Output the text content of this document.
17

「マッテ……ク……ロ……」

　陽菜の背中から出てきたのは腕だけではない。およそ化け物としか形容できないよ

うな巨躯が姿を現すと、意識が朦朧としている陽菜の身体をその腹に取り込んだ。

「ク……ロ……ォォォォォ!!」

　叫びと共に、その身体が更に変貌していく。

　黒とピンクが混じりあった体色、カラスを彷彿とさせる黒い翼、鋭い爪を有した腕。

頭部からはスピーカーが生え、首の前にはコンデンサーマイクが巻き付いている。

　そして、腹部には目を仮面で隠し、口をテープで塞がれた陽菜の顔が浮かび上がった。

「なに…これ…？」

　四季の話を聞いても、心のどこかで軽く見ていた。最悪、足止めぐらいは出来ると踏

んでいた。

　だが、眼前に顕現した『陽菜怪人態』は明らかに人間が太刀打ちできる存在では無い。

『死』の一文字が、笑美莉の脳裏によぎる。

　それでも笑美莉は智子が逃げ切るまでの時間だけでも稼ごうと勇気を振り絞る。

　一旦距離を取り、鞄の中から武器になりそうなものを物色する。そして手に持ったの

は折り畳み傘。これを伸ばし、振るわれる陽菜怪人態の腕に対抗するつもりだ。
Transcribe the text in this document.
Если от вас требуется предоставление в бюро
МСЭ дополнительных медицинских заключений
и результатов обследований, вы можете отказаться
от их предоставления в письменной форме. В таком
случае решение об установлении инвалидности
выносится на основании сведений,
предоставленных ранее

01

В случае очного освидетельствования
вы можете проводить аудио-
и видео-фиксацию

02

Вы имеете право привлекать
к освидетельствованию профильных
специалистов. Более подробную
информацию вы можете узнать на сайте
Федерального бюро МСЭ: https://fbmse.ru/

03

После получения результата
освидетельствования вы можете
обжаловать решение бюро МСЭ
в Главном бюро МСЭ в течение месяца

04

#### [Directions]
Copy out each record from above, exactly.

#### [Answer for the task]
Output the text content of this document.
17

「マッテ……ク……ロ……」

　陽菜の背中から出てきたのは腕だけではない。およそ化け物としか形容できないよ

うな巨躯が姿を現すと、意識が朦朧としている陽菜の身体をその腹に取り込んだ。

「ク……ロ……ォォォォォ!!」

　叫びと共に、その身体が更に変貌していく。

　黒とピンクが混じりあった体色、カラスを彷彿とさせる黒い翼、鋭い爪を有した腕。

頭部からはスピーカーが生え、首の前にはコンデンサーマイクが巻き付いている。

　そして、腹部には目を仮面で隠し、口をテープで塞がれた陽菜の顔が浮かび上がった。

「なに…これ…？」

　四季の話を聞いても、心のどこかで軽く見ていた。最悪、足止めぐらいは出来ると踏

んでいた。

　だが、眼前に顕現した『陽菜怪人態』は明らかに人間が太刀打ちできる存在では無い。

『死』の一文字が、笑美莉の脳裏によぎる。

　それでも笑美莉は智子が逃げ切るまでの時間だけでも稼ごうと勇気を振り絞る。

　一旦距離を取り、鞄の中から武器になりそうなものを物色する。そして手に持ったの

は折り畳み傘。これを伸ばし、振るわれる陽菜怪人態の腕に対抗するつもりだ。
Transcribe the text in this document.
Если от вас требуется предоставление в бюро
МСЭ дополнительных медицинских заключений
и результатов обследований, вы можете отказаться
от их предоставления в письменной форме. В таком
случае решение об установлении инвалидности
выносится на основании сведений,
предоставленных ранее

01

В случае очного освидетельствования
вы можете проводить аудио-
и видео-фиксацию

02

Вы имеете право привлекать
к освидетельствованию профильных
специалистов. Более подробную
информацию вы можете узнать на сайте
Федерального бюро МСЭ: https://fbmse.ru/

03

После получения результата
освидетельствования вы можете
обжаловать решение бюро МСЭ
в Главном бюро МСЭ в течение месяца

04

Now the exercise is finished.